- What the task requires -
Rewrite the records below, changing each "price-axis-label" to "price-scale-label" and leaving everything else as it is. Omit the pictures from your answer.

** Begin Dataset entries **

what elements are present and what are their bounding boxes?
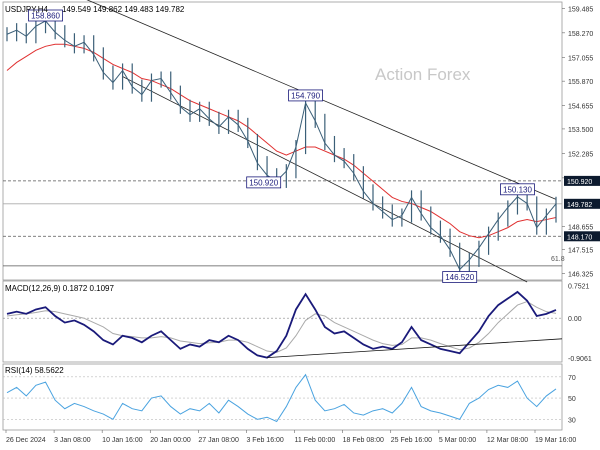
price-tag-label: 148.170 bbox=[567, 234, 592, 241]
price-annotation-box bbox=[28, 9, 63, 22]
upper-channel-line bbox=[86, 0, 557, 200]
macd-axis-label: 0.7521 bbox=[568, 283, 590, 290]
macd-trendline bbox=[267, 338, 563, 359]
price-tag-box bbox=[564, 198, 600, 209]
watermark-group: Action Forex bbox=[375, 65, 471, 84]
time-axis-label: 26 Dec 2024 bbox=[6, 437, 46, 444]
rsi-label: RSI(14) 58.5622 bbox=[5, 366, 64, 375]
price-line bbox=[6, 20, 557, 271]
price-annotation-label: 158.860 bbox=[31, 12, 60, 21]
price-axis-label: 158.270 bbox=[568, 31, 593, 38]
price-tag-box bbox=[564, 175, 600, 186]
time-axis-label: 10 Jan 16:00 bbox=[102, 437, 143, 444]
price-axis-label: 146.325 bbox=[568, 271, 593, 278]
price-tag-label: 150.920 bbox=[567, 179, 592, 186]
price-annotation-label: 154.790 bbox=[291, 91, 320, 100]
axes-group: 159.485 158.270 157.055 155.870 154.655 153.5… bbox=[5, 6, 600, 444]
time-axis-label: 27 Jan 08:00 bbox=[198, 437, 239, 444]
price-axis-label: 159.485 bbox=[568, 6, 593, 13]
time-axis-label: 5 Mar 00:00 bbox=[439, 437, 476, 444]
ohlc-label: 149.549 149.862 149.483 149.782 bbox=[62, 5, 185, 14]
price-annotation-box bbox=[442, 271, 478, 283]
rsi-axis-label: 70 bbox=[568, 375, 576, 382]
moving-average-line bbox=[6, 43, 557, 239]
macd-axis-label: -0.9061 bbox=[568, 356, 592, 363]
price-panel: 158.860 154.790 150.920 150.130 146.520 bbox=[3, 0, 562, 283]
macd-label: MACD(12,26,9) 0.1872 0.1097 bbox=[5, 284, 115, 293]
lower-channel-line bbox=[122, 76, 528, 283]
rsi-axis-label: 50 bbox=[568, 396, 576, 403]
watermark: Action Forex bbox=[375, 65, 471, 84]
price-tag-label: 149.782 bbox=[567, 202, 592, 209]
time-axis-label: 18 Feb 08:00 bbox=[343, 437, 384, 444]
price-annotation-label: 146.520 bbox=[445, 273, 474, 282]
time-axis-label: 3 Feb 16:00 bbox=[246, 437, 283, 444]
panel-frames bbox=[2, 1, 563, 431]
time-axis-label: 19 Mar 16:00 bbox=[535, 437, 576, 444]
symbol-label: USDJPY,H4 bbox=[5, 5, 49, 14]
price-axis-label: 147.515 bbox=[568, 247, 593, 254]
macd-axis-label: 0.00 bbox=[568, 316, 582, 323]
price-axis-label: 157.055 bbox=[568, 55, 593, 62]
price-tag-box bbox=[564, 231, 600, 242]
price-axis-label: 154.655 bbox=[568, 104, 593, 111]
price-axis-label: 155.870 bbox=[568, 79, 593, 86]
rsi-panel bbox=[3, 373, 562, 423]
price-annotation-label: 150.130 bbox=[503, 185, 532, 194]
macd-frame bbox=[2, 280, 563, 363]
macd-line bbox=[6, 290, 557, 359]
time-axis-label: 20 Jan 00:00 bbox=[150, 437, 191, 444]
time-axis-label: 3 Jan 08:00 bbox=[54, 437, 91, 444]
header-labels: USDJPY,H4 149.549 149.862 149.483 149.78… bbox=[5, 5, 565, 375]
price-axis-label: 148.655 bbox=[568, 225, 593, 232]
price-annotation-box bbox=[500, 183, 535, 196]
macd-panel bbox=[3, 290, 563, 359]
fib-label: 61.8 bbox=[551, 256, 565, 263]
rsi-frame bbox=[2, 363, 563, 431]
rsi-axis-label: 30 bbox=[568, 417, 576, 424]
time-axis-label: 12 Mar 08:00 bbox=[487, 437, 528, 444]
price-annotation-box bbox=[246, 176, 282, 189]
price-frame bbox=[2, 1, 563, 281]
time-axis-label: 25 Feb 16:00 bbox=[391, 437, 432, 444]
price-annotation-box bbox=[288, 89, 323, 102]
price-annotation-label: 150.920 bbox=[249, 178, 278, 187]
time-axis-label: 11 Feb 00:00 bbox=[295, 437, 336, 444]
price-axis-label: 152.285 bbox=[568, 151, 593, 158]
rsi-line bbox=[6, 373, 557, 423]
price-axis-label: 153.500 bbox=[568, 127, 593, 134]
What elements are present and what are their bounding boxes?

** End Dataset entries **

- Complete response -
what elements are present and what are their bounding boxes?
price-tag-label: 148.170 bbox=[567, 234, 592, 241]
price-annotation-box bbox=[28, 9, 63, 22]
upper-channel-line bbox=[86, 0, 557, 200]
macd-axis-label: 0.7521 bbox=[568, 283, 590, 290]
macd-trendline bbox=[267, 338, 563, 359]
price-tag-box bbox=[564, 198, 600, 209]
watermark-group: Action Forex bbox=[375, 65, 471, 84]
time-axis-label: 26 Dec 2024 bbox=[6, 437, 46, 444]
rsi-label: RSI(14) 58.5622 bbox=[5, 366, 64, 375]
price-line bbox=[6, 20, 557, 271]
price-annotation-label: 158.860 bbox=[31, 12, 60, 21]
price-scale-label: 158.270 bbox=[568, 31, 593, 38]
price-tag-box bbox=[564, 175, 600, 186]
time-axis-label: 10 Jan 16:00 bbox=[102, 437, 143, 444]
price-scale-label: 146.325 bbox=[568, 271, 593, 278]
price-tag-label: 150.920 bbox=[567, 179, 592, 186]
price-annotation-label: 154.790 bbox=[291, 91, 320, 100]
axes-group: 159.485 158.270 157.055 155.870 154.655 153.5… bbox=[5, 6, 600, 444]
time-axis-label: 27 Jan 08:00 bbox=[198, 437, 239, 444]
price-scale-label: 159.485 bbox=[568, 6, 593, 13]
time-axis-label: 5 Mar 00:00 bbox=[439, 437, 476, 444]
ohlc-label: 149.549 149.862 149.483 149.782 bbox=[62, 5, 185, 14]
price-annotation-box bbox=[442, 271, 478, 283]
rsi-axis-label: 70 bbox=[568, 375, 576, 382]
moving-average-line bbox=[6, 43, 557, 239]
macd-axis-label: -0.9061 bbox=[568, 356, 592, 363]
price-panel: 158.860 154.790 150.920 150.130 146.520 bbox=[3, 0, 562, 283]
macd-label: MACD(12,26,9) 0.1872 0.1097 bbox=[5, 284, 115, 293]
lower-channel-line bbox=[122, 76, 528, 283]
rsi-axis-label: 50 bbox=[568, 396, 576, 403]
watermark: Action Forex bbox=[375, 65, 471, 84]
price-tag-label: 149.782 bbox=[567, 202, 592, 209]
time-axis-label: 18 Feb 08:00 bbox=[343, 437, 384, 444]
price-annotation-label: 146.520 bbox=[445, 273, 474, 282]
time-axis-label: 3 Feb 16:00 bbox=[246, 437, 283, 444]
panel-frames bbox=[2, 1, 563, 431]
time-axis-label: 19 Mar 16:00 bbox=[535, 437, 576, 444]
symbol-label: USDJPY,H4 bbox=[5, 5, 49, 14]
price-scale-label: 147.515 bbox=[568, 247, 593, 254]
macd-axis-label: 0.00 bbox=[568, 316, 582, 323]
price-scale-label: 157.055 bbox=[568, 55, 593, 62]
price-tag-box bbox=[564, 231, 600, 242]
price-scale-label: 154.655 bbox=[568, 104, 593, 111]
price-scale-label: 155.870 bbox=[568, 79, 593, 86]
rsi-panel bbox=[3, 373, 562, 423]
price-annotation-label: 150.130 bbox=[503, 185, 532, 194]
macd-frame bbox=[2, 280, 563, 363]
macd-line bbox=[6, 290, 557, 359]
time-axis-label: 20 Jan 00:00 bbox=[150, 437, 191, 444]
time-axis-label: 3 Jan 08:00 bbox=[54, 437, 91, 444]
header-labels: USDJPY,H4 149.549 149.862 149.483 149.78… bbox=[5, 5, 565, 375]
price-scale-label: 148.655 bbox=[568, 225, 593, 232]
price-annotation-box bbox=[500, 183, 535, 196]
macd-panel bbox=[3, 290, 563, 359]
fib-label: 61.8 bbox=[551, 256, 565, 263]
rsi-frame bbox=[2, 363, 563, 431]
rsi-axis-label: 30 bbox=[568, 417, 576, 424]
time-axis-label: 12 Mar 08:00 bbox=[487, 437, 528, 444]
price-annotation-box bbox=[246, 176, 282, 189]
price-frame bbox=[2, 1, 563, 281]
time-axis-label: 25 Feb 16:00 bbox=[391, 437, 432, 444]
price-annotation-box bbox=[288, 89, 323, 102]
price-annotation-label: 150.920 bbox=[249, 178, 278, 187]
time-axis-label: 11 Feb 00:00 bbox=[295, 437, 336, 444]
price-scale-label: 152.285 bbox=[568, 151, 593, 158]
rsi-line bbox=[6, 373, 557, 423]
price-scale-label: 153.500 bbox=[568, 127, 593, 134]
What elements are present and what are their bounding boxes?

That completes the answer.